**Directions for this task:**
Could you output each line of the data that follows exactly?
===
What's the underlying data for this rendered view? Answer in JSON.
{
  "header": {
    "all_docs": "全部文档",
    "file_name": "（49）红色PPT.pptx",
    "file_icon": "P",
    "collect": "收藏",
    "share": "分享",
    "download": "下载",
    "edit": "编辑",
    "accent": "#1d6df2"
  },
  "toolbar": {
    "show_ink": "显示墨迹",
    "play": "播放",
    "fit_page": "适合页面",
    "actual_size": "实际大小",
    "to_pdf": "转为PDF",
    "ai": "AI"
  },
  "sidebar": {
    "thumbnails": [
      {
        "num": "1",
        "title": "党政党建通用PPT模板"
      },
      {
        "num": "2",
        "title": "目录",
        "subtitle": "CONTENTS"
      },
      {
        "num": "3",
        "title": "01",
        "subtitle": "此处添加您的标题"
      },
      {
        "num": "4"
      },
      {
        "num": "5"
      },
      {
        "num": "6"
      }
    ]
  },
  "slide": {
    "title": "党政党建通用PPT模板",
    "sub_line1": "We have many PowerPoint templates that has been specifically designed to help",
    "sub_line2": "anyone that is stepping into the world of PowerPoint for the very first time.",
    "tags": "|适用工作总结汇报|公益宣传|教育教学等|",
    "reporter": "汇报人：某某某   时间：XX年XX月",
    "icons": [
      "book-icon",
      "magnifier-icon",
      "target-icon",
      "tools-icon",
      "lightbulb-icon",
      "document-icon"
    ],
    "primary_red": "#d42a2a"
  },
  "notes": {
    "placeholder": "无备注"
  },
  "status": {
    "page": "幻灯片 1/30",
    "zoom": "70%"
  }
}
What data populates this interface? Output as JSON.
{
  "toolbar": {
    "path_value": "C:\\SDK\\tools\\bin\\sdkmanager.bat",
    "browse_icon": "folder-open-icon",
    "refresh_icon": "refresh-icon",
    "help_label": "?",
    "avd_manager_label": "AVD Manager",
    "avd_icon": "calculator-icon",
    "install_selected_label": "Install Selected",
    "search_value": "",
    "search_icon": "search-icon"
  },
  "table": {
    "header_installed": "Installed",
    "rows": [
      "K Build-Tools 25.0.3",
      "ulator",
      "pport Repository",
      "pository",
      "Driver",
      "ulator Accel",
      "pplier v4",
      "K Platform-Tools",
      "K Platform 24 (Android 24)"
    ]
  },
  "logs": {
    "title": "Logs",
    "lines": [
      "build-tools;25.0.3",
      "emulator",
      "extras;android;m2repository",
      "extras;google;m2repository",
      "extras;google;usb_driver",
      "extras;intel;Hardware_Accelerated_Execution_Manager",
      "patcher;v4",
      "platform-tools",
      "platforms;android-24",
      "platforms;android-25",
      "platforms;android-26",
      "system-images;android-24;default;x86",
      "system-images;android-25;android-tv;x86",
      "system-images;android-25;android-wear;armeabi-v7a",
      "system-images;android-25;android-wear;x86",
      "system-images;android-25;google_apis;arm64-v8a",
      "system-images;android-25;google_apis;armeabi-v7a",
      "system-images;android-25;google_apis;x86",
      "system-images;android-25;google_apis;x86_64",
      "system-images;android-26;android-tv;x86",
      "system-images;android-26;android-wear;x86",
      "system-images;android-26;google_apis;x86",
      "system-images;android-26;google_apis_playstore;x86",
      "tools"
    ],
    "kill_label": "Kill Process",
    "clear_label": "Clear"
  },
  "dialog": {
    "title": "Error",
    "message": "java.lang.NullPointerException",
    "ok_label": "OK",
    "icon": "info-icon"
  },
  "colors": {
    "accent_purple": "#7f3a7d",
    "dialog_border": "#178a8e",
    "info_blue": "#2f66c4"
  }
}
===
**Exercise result:**
What's the underlying data for this rendered view? Answer in JSON.
{
  "header": {
    "all_docs": "全部文档",
    "file_name": "（49）红色PPT.pptx",
    "file_icon": "P",
    "collect": "收藏",
    "share": "分享",
    "download": "下载",
    "edit": "编辑",
    "accent": "#1d6df2"
  },
  "toolbar": {
    "show_ink": "显示墨迹",
    "play": "播放",
    "fit_page": "适合页面",
    "actual_size": "实际大小",
    "to_pdf": "转为PDF",
    "ai": "AI"
  },
  "sidebar": {
    "thumbnails": [
      {
        "num": "1",
        "title": "党政党建通用PPT模板"
      },
      {
        "num": "2",
        "title": "目录",
        "subtitle": "CONTENTS"
      },
      {
        "num": "3",
        "title": "01",
        "subtitle": "此处添加您的标题"
      },
      {
        "num": "4"
      },
      {
        "num": "5"
      },
      {
        "num": "6"
      }
    ]
  },
  "slide": {
    "title": "党政党建通用PPT模板",
    "sub_line1": "We have many PowerPoint templates that has been specifically designed to help",
    "sub_line2": "anyone that is stepping into the world of PowerPoint for the very first time.",
    "tags": "|适用工作总结汇报|公益宣传|教育教学等|",
    "reporter": "汇报人：某某某   时间：XX年XX月",
    "icons": [
      "book-icon",
      "magnifier-icon",
      "target-icon",
      "tools-icon",
      "lightbulb-icon",
      "document-icon"
    ],
    "primary_red": "#d42a2a"
  },
  "notes": {
    "placeholder": "无备注"
  },
  "status": {
    "page": "幻灯片 1/30",
    "zoom": "70%"
  }
}
What data populates this interface? Output as JSON.
{
  "toolbar": {
    "path_value": "C:\\SDK\\tools\\bin\\sdkmanager.bat",
    "browse_icon": "folder-open-icon",
    "refresh_icon": "refresh-icon",
    "help_label": "?",
    "avd_manager_label": "AVD Manager",
    "avd_icon": "calculator-icon",
    "install_selected_label": "Install Selected",
    "search_value": "",
    "search_icon": "search-icon"
  },
  "table": {
    "header_installed": "Installed",
    "rows": [
      "K Build-Tools 25.0.3",
      "ulator",
      "pport Repository",
      "pository",
      "Driver",
      "ulator Accel",
      "pplier v4",
      "K Platform-Tools",
      "K Platform 24 (Android 24)"
    ]
  },
  "logs": {
    "title": "Logs",
    "lines": [
      "build-tools;25.0.3",
      "emulator",
      "extras;android;m2repository",
      "extras;google;m2repository",
      "extras;google;usb_driver",
      "extras;intel;Hardware_Accelerated_Execution_Manager",
      "patcher;v4",
      "platform-tools",
      "platforms;android-24",
      "platforms;android-25",
      "platforms;android-26",
      "system-images;android-24;default;x86",
      "system-images;android-25;android-tv;x86",
      "system-images;android-25;android-wear;armeabi-v7a",
      "system-images;android-25;android-wear;x86",
      "system-images;android-25;google_apis;arm64-v8a",
      "system-images;android-25;google_apis;armeabi-v7a",
      "system-images;android-25;google_apis;x86",
      "system-images;android-25;google_apis;x86_64",
      "system-images;android-26;android-tv;x86",
      "system-images;android-26;android-wear;x86",
      "system-images;android-26;google_apis;x86",
      "system-images;android-26;google_apis_playstore;x86",
      "tools"
    ],
    "kill_label": "Kill Process",
    "clear_label": "Clear"
  },
  "dialog": {
    "title": "Error",
    "message": "java.lang.NullPointerException",
    "ok_label": "OK",
    "icon": "info-icon"
  },
  "colors": {
    "accent_purple": "#7f3a7d",
    "dialog_border": "#178a8e",
    "info_blue": "#2f66c4"
  }
}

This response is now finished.